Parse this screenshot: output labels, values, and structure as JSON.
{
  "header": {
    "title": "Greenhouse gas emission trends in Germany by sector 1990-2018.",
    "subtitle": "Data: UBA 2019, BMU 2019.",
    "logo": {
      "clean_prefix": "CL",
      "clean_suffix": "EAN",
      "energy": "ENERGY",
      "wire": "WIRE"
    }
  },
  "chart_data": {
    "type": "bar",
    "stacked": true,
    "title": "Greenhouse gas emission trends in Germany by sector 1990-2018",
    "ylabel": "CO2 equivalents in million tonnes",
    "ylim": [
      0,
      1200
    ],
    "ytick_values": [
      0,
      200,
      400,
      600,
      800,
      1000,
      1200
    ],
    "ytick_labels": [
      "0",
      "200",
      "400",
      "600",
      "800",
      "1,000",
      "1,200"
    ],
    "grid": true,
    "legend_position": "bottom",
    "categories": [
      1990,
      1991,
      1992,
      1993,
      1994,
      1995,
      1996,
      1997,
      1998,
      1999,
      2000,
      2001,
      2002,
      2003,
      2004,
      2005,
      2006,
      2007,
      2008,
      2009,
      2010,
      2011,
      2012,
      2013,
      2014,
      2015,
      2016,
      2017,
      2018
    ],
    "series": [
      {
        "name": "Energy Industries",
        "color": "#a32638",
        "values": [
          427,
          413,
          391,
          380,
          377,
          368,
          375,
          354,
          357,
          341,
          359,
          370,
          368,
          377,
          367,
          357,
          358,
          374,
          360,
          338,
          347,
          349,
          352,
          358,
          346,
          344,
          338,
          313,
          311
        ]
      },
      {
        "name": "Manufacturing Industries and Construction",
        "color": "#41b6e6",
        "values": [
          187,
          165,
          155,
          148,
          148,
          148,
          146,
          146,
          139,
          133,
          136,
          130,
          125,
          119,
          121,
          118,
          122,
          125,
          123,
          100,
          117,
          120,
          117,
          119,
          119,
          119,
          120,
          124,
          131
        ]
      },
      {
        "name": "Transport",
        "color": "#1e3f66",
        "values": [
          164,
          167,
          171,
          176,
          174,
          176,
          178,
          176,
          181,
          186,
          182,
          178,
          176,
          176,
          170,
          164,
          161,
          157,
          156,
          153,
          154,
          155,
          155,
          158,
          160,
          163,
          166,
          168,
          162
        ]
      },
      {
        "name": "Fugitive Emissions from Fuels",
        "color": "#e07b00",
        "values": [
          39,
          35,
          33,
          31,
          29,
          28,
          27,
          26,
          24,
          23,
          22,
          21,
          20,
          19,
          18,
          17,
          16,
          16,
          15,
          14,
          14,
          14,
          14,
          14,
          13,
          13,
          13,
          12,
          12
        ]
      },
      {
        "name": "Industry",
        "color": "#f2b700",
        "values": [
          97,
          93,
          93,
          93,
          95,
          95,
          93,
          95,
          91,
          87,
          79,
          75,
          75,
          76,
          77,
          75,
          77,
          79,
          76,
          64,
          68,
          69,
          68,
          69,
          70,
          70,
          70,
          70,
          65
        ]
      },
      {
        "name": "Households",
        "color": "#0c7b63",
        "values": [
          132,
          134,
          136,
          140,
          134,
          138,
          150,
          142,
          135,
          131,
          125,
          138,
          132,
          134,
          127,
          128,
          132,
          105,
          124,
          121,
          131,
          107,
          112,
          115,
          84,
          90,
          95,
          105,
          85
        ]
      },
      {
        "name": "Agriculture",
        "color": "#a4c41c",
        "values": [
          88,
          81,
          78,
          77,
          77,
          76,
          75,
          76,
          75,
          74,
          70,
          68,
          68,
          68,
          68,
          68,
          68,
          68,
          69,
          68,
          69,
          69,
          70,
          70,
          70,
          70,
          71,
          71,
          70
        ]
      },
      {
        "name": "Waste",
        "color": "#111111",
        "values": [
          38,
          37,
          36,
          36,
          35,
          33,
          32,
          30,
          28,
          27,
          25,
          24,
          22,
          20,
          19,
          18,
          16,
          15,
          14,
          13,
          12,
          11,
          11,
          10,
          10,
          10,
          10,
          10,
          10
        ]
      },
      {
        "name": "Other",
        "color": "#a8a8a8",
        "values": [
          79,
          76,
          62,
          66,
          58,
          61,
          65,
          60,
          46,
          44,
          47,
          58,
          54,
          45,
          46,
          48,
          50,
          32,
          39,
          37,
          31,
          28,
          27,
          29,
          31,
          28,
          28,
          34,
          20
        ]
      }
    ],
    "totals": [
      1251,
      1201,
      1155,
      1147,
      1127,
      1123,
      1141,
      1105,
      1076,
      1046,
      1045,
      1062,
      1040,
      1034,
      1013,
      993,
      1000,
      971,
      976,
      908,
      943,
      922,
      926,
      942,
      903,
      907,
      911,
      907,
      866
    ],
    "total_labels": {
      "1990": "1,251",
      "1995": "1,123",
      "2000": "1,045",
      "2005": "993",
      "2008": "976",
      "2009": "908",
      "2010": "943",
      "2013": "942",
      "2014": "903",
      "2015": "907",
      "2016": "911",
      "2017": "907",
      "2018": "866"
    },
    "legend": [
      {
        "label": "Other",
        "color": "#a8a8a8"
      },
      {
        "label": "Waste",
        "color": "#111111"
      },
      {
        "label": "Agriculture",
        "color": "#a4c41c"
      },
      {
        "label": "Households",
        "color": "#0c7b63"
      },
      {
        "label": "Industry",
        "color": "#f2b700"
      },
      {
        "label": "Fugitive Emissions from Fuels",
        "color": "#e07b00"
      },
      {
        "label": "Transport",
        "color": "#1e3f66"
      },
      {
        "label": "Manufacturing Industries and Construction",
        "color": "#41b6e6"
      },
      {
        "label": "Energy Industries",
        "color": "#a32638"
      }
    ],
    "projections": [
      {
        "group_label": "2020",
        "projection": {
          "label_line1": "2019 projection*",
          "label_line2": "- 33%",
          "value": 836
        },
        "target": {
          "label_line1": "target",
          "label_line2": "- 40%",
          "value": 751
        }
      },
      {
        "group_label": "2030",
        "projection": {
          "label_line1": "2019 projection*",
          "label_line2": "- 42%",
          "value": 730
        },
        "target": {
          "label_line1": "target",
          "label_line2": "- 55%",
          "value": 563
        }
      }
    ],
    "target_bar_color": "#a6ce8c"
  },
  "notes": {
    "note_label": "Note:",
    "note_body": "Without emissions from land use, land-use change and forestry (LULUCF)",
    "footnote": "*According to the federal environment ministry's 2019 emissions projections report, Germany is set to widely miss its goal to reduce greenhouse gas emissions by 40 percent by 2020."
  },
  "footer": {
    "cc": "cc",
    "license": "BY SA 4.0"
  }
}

....

## Problem to solve
Each line must be given again exactly as written above.

## Answer to the problem
Parse this screenshot: output labels, values, and structure as JSON.
{
  "header": {
    "title": "Greenhouse gas emission trends in Germany by sector 1990-2018.",
    "subtitle": "Data: UBA 2019, BMU 2019.",
    "logo": {
      "clean_prefix": "CL",
      "clean_suffix": "EAN",
      "energy": "ENERGY",
      "wire": "WIRE"
    }
  },
  "chart_data": {
    "type": "bar",
    "stacked": true,
    "title": "Greenhouse gas emission trends in Germany by sector 1990-2018",
    "ylabel": "CO2 equivalents in million tonnes",
    "ylim": [
      0,
      1200
    ],
    "ytick_values": [
      0,
      200,
      400,
      600,
      800,
      1000,
      1200
    ],
    "ytick_labels": [
      "0",
      "200",
      "400",
      "600",
      "800",
      "1,000",
      "1,200"
    ],
    "grid": true,
    "legend_position": "bottom",
    "categories": [
      1990,
      1991,
      1992,
      1993,
      1994,
      1995,
      1996,
      1997,
      1998,
      1999,
      2000,
      2001,
      2002,
      2003,
      2004,
      2005,
      2006,
      2007,
      2008,
      2009,
      2010,
      2011,
      2012,
      2013,
      2014,
      2015,
      2016,
      2017,
      2018
    ],
    "series": [
      {
        "name": "Energy Industries",
        "color": "#a32638",
        "values": [
          427,
          413,
          391,
          380,
          377,
          368,
          375,
          354,
          357,
          341,
          359,
          370,
          368,
          377,
          367,
          357,
          358,
          374,
          360,
          338,
          347,
          349,
          352,
          358,
          346,
          344,
          338,
          313,
          311
        ]
      },
      {
        "name": "Manufacturing Industries and Construction",
        "color": "#41b6e6",
        "values": [
          187,
          165,
          155,
          148,
          148,
          148,
          146,
          146,
          139,
          133,
          136,
          130,
          125,
          119,
          121,
          118,
          122,
          125,
          123,
          100,
          117,
          120,
          117,
          119,
          119,
          119,
          120,
          124,
          131
        ]
      },
      {
        "name": "Transport",
        "color": "#1e3f66",
        "values": [
          164,
          167,
          171,
          176,
          174,
          176,
          178,
          176,
          181,
          186,
          182,
          178,
          176,
          176,
          170,
          164,
          161,
          157,
          156,
          153,
          154,
          155,
          155,
          158,
          160,
          163,
          166,
          168,
          162
        ]
      },
      {
        "name": "Fugitive Emissions from Fuels",
        "color": "#e07b00",
        "values": [
          39,
          35,
          33,
          31,
          29,
          28,
          27,
          26,
          24,
          23,
          22,
          21,
          20,
          19,
          18,
          17,
          16,
          16,
          15,
          14,
          14,
          14,
          14,
          14,
          13,
          13,
          13,
          12,
          12
        ]
      },
      {
        "name": "Industry",
        "color": "#f2b700",
        "values": [
          97,
          93,
          93,
          93,
          95,
          95,
          93,
          95,
          91,
          87,
          79,
          75,
          75,
          76,
          77,
          75,
          77,
          79,
          76,
          64,
          68,
          69,
          68,
          69,
          70,
          70,
          70,
          70,
          65
        ]
      },
      {
        "name": "Households",
        "color": "#0c7b63",
        "values": [
          132,
          134,
          136,
          140,
          134,
          138,
          150,
          142,
          135,
          131,
          125,
          138,
          132,
          134,
          127,
          128,
          132,
          105,
          124,
          121,
          131,
          107,
          112,
          115,
          84,
          90,
          95,
          105,
          85
        ]
      },
      {
        "name": "Agriculture",
        "color": "#a4c41c",
        "values": [
          88,
          81,
          78,
          77,
          77,
          76,
          75,
          76,
          75,
          74,
          70,
          68,
          68,
          68,
          68,
          68,
          68,
          68,
          69,
          68,
          69,
          69,
          70,
          70,
          70,
          70,
          71,
          71,
          70
        ]
      },
      {
        "name": "Waste",
        "color": "#111111",
        "values": [
          38,
          37,
          36,
          36,
          35,
          33,
          32,
          30,
          28,
          27,
          25,
          24,
          22,
          20,
          19,
          18,
          16,
          15,
          14,
          13,
          12,
          11,
          11,
          10,
          10,
          10,
          10,
          10,
          10
        ]
      },
      {
        "name": "Other",
        "color": "#a8a8a8",
        "values": [
          79,
          76,
          62,
          66,
          58,
          61,
          65,
          60,
          46,
          44,
          47,
          58,
          54,
          45,
          46,
          48,
          50,
          32,
          39,
          37,
          31,
          28,
          27,
          29,
          31,
          28,
          28,
          34,
          20
        ]
      }
    ],
    "totals": [
      1251,
      1201,
      1155,
      1147,
      1127,
      1123,
      1141,
      1105,
      1076,
      1046,
      1045,
      1062,
      1040,
      1034,
      1013,
      993,
      1000,
      971,
      976,
      908,
      943,
      922,
      926,
      942,
      903,
      907,
      911,
      907,
      866
    ],
    "total_labels": {
      "1990": "1,251",
      "1995": "1,123",
      "2000": "1,045",
      "2005": "993",
      "2008": "976",
      "2009": "908",
      "2010": "943",
      "2013": "942",
      "2014": "903",
      "2015": "907",
      "2016": "911",
      "2017": "907",
      "2018": "866"
    },
    "legend": [
      {
        "label": "Other",
        "color": "#a8a8a8"
      },
      {
        "label": "Waste",
        "color": "#111111"
      },
      {
        "label": "Agriculture",
        "color": "#a4c41c"
      },
      {
        "label": "Households",
        "color": "#0c7b63"
      },
      {
        "label": "Industry",
        "color": "#f2b700"
      },
      {
        "label": "Fugitive Emissions from Fuels",
        "color": "#e07b00"
      },
      {
        "label": "Transport",
        "color": "#1e3f66"
      },
      {
        "label": "Manufacturing Industries and Construction",
        "color": "#41b6e6"
      },
      {
        "label": "Energy Industries",
        "color": "#a32638"
      }
    ],
    "projections": [
      {
        "group_label": "2020",
        "projection": {
          "label_line1": "2019 projection*",
          "label_line2": "- 33%",
          "value": 836
        },
        "target": {
          "label_line1": "target",
          "label_line2": "- 40%",
          "value": 751
        }
      },
      {
        "group_label": "2030",
        "projection": {
          "label_line1": "2019 projection*",
          "label_line2": "- 42%",
          "value": 730
        },
        "target": {
          "label_line1": "target",
          "label_line2": "- 55%",
          "value": 563
        }
      }
    ],
    "target_bar_color": "#a6ce8c"
  },
  "notes": {
    "note_label": "Note:",
    "note_body": "Without emissions from land use, land-use change and forestry (LULUCF)",
    "footnote": "*According to the federal environment ministry's 2019 emissions projections report, Germany is set to widely miss its goal to reduce greenhouse gas emissions by 40 percent by 2020."
  },
  "footer": {
    "cc": "cc",
    "license": "BY SA 4.0"
  }
}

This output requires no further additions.